▶ _WHAT YOU NEED TO DO_
In the listing below, identify each line with the word "CONSOLE" and return those lines.

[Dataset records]
▬▬▬▬▬▬▬▬▬▬
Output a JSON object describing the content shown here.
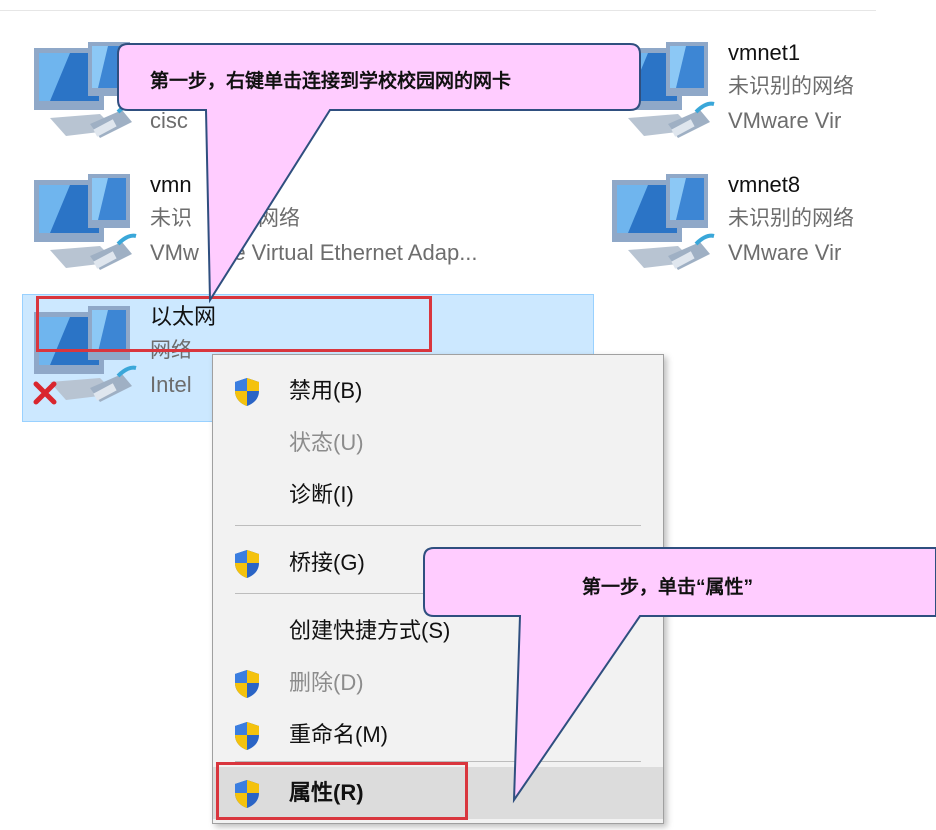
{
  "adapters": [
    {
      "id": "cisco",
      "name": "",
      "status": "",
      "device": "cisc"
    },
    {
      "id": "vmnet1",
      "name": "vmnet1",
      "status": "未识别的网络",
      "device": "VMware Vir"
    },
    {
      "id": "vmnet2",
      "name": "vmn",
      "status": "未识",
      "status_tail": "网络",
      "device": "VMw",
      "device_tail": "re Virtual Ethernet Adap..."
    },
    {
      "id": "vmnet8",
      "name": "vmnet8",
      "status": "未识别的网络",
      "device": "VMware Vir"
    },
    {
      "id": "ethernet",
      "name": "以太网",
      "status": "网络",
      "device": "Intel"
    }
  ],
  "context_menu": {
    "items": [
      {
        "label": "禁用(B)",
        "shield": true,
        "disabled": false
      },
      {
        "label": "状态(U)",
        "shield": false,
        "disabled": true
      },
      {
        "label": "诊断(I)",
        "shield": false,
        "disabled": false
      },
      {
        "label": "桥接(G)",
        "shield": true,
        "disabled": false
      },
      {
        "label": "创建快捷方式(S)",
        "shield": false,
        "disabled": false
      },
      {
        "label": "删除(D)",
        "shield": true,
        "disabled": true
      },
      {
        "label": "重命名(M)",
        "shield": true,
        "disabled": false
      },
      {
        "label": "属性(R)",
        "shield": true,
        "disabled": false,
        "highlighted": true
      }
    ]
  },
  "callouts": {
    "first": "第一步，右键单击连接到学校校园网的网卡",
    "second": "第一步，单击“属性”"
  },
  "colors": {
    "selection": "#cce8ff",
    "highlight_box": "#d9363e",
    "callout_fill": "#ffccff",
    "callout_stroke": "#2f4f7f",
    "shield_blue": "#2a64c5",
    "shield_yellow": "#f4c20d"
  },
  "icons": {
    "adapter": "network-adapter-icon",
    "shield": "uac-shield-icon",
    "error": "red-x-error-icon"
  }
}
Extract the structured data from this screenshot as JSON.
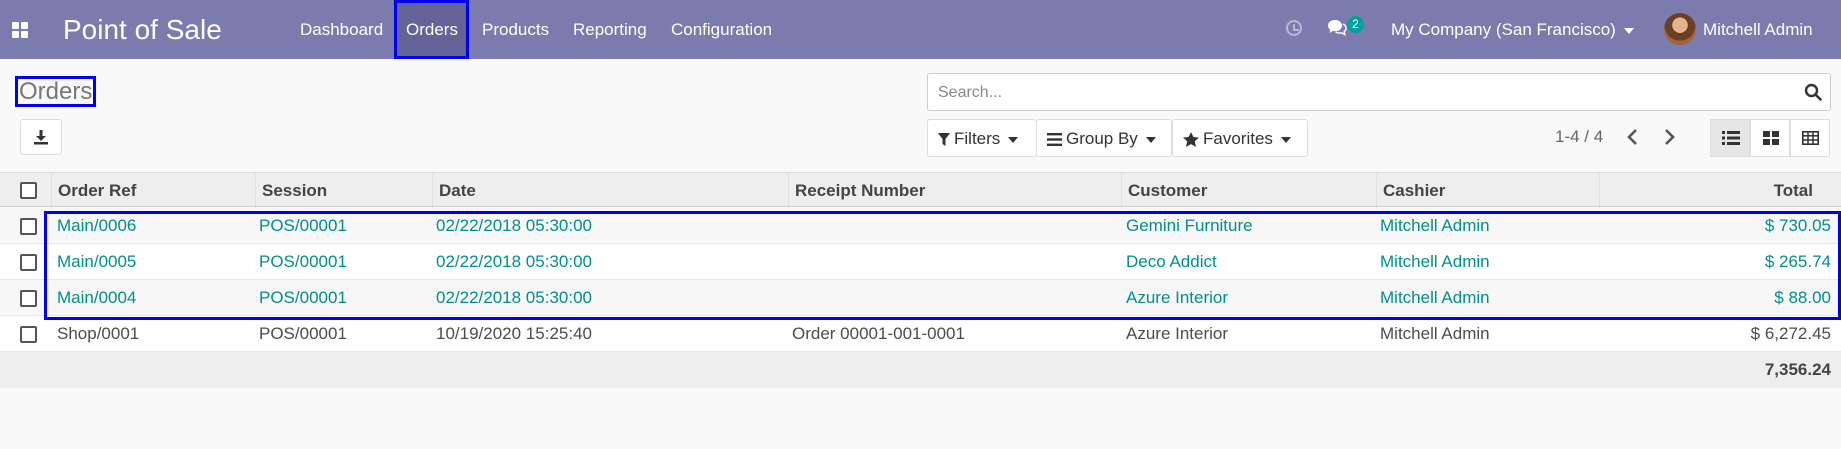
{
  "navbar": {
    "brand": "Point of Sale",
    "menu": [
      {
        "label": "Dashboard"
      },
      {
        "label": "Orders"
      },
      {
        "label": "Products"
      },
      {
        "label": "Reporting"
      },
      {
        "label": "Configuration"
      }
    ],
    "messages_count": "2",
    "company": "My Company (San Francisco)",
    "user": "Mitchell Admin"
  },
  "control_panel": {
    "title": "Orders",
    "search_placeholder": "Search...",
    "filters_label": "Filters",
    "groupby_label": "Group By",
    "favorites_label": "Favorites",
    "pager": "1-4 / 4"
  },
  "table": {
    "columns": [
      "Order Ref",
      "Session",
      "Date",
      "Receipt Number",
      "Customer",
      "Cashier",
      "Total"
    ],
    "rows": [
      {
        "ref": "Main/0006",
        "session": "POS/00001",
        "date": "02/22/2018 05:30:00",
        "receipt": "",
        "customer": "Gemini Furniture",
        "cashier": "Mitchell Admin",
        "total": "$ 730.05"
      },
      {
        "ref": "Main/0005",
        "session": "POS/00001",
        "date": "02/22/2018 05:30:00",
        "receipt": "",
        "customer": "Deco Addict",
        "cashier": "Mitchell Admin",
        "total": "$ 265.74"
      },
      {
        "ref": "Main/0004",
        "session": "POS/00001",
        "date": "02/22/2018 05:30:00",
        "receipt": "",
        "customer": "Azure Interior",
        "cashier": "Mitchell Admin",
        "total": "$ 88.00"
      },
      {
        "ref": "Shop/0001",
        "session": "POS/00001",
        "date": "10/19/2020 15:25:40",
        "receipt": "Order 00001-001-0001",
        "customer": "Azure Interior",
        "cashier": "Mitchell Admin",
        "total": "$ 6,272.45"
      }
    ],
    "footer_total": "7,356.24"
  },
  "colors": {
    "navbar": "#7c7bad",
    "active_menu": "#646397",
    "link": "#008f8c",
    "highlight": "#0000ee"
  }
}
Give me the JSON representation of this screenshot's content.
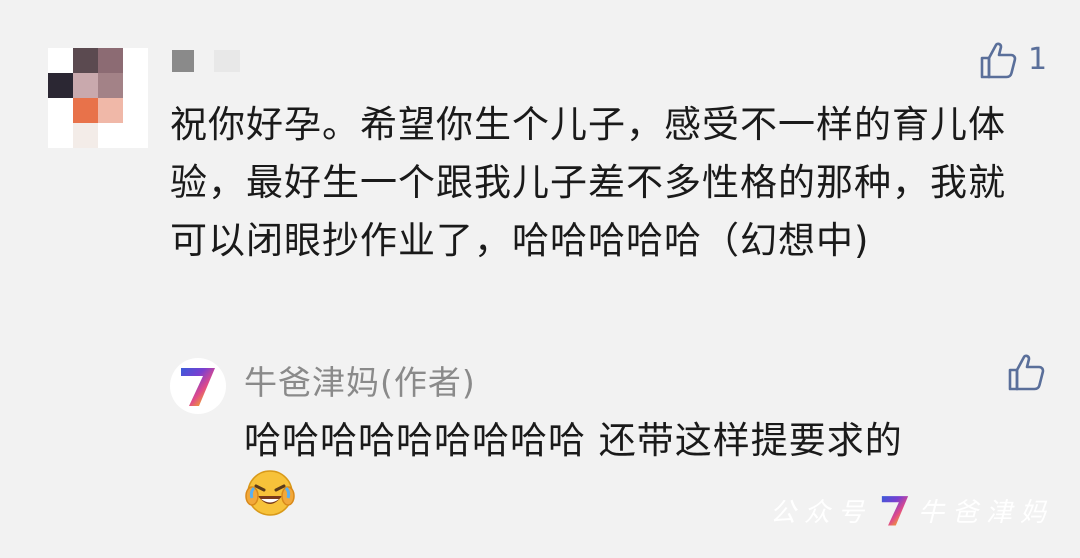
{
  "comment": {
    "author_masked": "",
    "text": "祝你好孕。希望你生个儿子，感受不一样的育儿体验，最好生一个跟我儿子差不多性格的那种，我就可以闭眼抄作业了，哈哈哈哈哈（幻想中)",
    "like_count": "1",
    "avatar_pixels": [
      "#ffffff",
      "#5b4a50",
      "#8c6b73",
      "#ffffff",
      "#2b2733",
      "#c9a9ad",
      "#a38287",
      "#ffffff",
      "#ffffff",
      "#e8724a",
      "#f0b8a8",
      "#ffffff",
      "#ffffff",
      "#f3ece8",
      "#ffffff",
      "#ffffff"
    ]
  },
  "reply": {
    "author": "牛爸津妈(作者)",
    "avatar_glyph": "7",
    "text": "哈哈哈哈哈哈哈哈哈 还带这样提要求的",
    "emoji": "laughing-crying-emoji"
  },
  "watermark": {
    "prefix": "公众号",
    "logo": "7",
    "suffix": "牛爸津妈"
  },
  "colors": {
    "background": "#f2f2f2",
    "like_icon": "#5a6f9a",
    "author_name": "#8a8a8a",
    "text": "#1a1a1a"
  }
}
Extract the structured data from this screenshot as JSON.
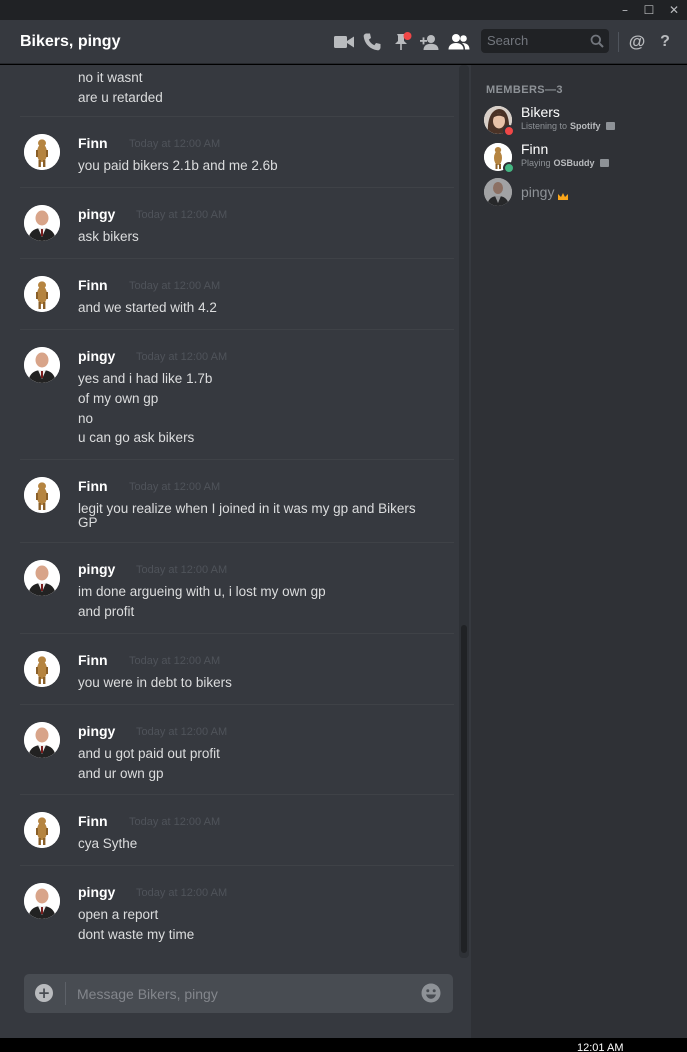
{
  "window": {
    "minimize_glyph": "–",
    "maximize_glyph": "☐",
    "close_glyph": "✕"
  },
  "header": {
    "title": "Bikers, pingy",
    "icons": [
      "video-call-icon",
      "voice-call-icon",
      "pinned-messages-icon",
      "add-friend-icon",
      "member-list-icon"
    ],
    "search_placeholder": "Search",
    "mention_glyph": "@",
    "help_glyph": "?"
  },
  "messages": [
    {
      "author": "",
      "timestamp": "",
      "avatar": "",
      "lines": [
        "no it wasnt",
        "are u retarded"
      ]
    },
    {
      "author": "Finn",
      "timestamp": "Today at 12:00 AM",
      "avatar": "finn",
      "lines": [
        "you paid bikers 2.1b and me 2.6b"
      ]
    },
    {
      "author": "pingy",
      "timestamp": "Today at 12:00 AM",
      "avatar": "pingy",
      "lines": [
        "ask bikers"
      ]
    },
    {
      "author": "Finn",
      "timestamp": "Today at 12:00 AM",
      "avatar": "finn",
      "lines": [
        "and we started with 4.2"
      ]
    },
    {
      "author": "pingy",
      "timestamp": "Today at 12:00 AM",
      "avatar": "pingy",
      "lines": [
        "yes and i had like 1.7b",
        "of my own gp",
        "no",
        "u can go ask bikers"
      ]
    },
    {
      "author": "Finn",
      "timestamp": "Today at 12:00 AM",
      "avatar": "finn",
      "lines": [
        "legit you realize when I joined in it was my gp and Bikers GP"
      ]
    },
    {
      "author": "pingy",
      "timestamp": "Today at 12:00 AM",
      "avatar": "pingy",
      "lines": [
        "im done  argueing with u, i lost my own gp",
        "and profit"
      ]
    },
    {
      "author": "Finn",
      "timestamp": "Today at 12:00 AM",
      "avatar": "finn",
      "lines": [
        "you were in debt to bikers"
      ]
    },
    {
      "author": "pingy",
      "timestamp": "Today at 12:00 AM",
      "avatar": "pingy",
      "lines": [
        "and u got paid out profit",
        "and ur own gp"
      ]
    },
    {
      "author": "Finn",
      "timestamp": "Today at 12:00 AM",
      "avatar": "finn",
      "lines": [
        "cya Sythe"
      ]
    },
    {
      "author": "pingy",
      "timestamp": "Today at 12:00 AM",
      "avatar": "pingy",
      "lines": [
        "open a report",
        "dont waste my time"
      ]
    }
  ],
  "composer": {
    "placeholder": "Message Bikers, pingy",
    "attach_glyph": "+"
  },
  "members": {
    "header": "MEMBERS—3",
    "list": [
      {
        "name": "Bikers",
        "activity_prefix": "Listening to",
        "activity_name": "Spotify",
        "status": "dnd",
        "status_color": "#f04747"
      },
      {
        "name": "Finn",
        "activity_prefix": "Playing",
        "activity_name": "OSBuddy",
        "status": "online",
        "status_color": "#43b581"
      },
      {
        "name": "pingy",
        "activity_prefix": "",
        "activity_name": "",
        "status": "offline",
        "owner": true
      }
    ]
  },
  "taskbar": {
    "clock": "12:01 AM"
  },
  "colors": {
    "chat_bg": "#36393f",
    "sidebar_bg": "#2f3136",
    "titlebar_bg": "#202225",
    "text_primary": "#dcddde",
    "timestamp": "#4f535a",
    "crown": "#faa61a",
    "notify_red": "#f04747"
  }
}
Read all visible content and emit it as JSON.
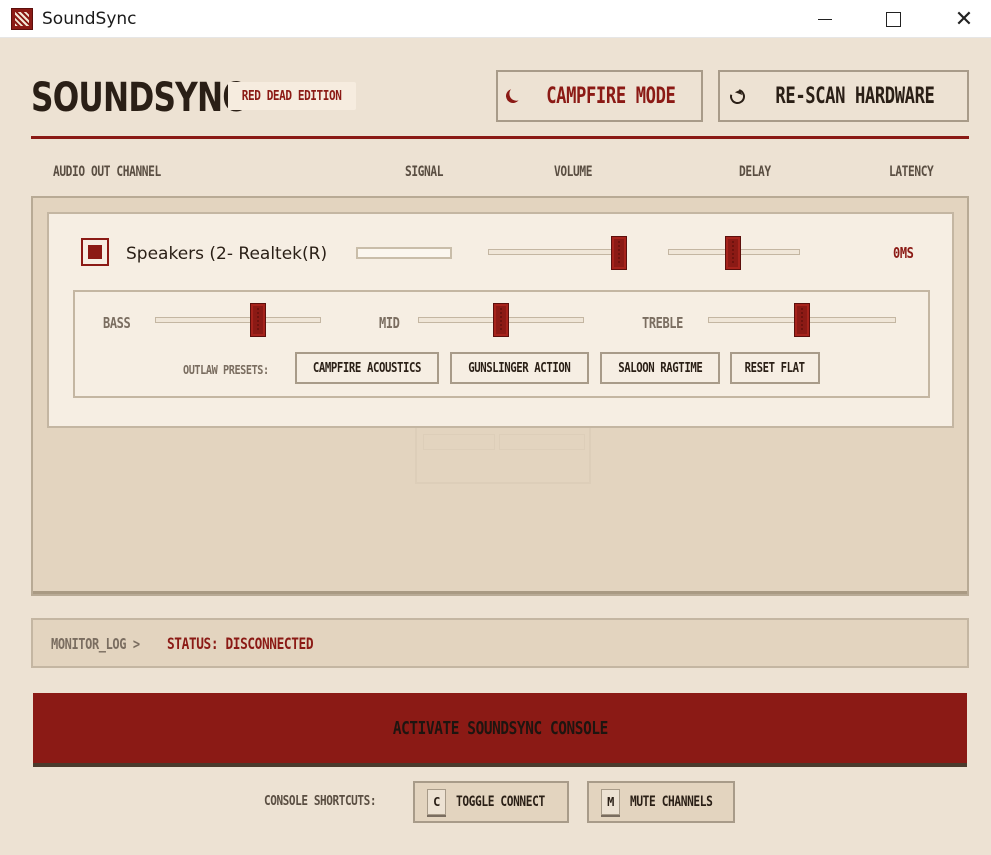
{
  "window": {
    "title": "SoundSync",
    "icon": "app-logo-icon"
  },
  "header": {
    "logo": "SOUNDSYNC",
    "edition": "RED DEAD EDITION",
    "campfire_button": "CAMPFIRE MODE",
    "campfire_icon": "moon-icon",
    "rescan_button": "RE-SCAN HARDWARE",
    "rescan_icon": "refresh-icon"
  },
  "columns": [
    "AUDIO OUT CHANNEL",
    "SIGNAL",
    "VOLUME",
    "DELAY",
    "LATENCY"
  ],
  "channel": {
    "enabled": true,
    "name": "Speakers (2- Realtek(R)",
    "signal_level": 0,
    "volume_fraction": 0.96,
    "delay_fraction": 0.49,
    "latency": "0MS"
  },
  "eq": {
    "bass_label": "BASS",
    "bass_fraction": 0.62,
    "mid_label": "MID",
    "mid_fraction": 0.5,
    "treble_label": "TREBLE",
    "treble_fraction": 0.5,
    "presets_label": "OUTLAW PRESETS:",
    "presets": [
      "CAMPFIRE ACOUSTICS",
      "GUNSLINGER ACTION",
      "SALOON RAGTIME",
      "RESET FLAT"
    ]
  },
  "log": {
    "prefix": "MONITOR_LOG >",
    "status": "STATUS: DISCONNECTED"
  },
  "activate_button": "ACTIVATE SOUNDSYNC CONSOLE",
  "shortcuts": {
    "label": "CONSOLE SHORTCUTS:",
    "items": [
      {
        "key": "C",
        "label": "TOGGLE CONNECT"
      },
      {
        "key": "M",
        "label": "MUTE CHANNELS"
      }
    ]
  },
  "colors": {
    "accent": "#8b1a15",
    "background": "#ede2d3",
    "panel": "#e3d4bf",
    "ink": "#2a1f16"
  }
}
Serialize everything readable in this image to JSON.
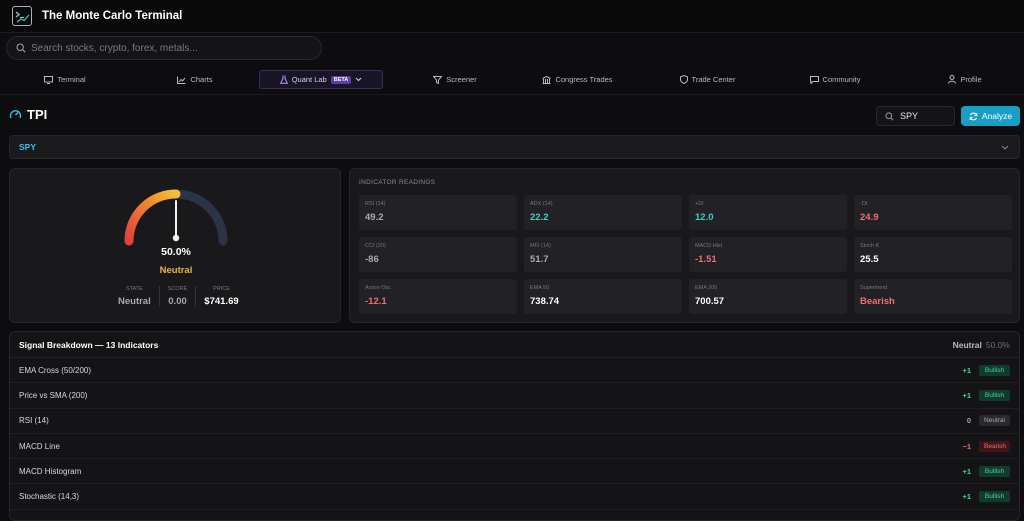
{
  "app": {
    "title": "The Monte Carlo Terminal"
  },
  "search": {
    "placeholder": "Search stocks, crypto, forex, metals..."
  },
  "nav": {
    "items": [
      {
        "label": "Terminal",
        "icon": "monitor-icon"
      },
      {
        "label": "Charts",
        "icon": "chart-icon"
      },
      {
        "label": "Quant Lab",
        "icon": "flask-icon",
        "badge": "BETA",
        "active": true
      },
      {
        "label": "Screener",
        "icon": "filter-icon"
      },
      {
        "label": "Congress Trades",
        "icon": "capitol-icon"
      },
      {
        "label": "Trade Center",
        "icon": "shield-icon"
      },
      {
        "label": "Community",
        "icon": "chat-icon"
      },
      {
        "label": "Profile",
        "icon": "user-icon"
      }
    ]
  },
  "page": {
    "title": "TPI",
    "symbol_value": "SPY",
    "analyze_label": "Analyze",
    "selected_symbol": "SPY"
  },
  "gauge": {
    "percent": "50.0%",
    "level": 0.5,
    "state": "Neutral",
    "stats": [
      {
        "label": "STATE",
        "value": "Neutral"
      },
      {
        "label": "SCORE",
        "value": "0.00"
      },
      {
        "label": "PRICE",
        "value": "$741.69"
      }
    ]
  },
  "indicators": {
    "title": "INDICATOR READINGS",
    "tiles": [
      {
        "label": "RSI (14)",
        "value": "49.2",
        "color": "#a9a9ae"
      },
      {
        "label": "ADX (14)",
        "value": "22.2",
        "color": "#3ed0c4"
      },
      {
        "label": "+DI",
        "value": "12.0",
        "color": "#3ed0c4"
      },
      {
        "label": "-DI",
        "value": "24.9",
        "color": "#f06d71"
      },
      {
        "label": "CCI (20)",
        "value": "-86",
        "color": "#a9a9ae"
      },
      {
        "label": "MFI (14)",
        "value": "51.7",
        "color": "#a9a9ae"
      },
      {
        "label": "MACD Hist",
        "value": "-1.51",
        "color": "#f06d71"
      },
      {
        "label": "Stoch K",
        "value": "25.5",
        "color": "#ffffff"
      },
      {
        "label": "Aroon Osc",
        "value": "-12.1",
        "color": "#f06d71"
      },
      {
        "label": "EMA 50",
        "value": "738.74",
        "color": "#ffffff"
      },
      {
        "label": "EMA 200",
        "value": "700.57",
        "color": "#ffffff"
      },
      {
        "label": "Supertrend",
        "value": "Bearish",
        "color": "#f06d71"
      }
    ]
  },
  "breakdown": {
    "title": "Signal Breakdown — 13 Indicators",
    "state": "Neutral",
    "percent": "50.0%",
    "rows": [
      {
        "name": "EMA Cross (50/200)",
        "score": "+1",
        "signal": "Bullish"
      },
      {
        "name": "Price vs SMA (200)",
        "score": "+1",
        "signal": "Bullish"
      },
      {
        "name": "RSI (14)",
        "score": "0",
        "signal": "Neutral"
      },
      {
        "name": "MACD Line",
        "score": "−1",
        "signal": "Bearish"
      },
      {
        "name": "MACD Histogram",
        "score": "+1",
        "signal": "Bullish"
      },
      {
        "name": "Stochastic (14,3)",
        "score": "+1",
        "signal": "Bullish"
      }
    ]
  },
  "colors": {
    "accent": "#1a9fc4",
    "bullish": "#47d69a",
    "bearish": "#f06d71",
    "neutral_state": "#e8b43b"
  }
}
▬▬▬▬▬▬▬▬▬▬
▶ _WRITTEN SOLUTION_
  "activate_button": "ACTIVATE SOUNDSYNC CONSOLE",
    "label": "CONSOLE SHORTCUTS:",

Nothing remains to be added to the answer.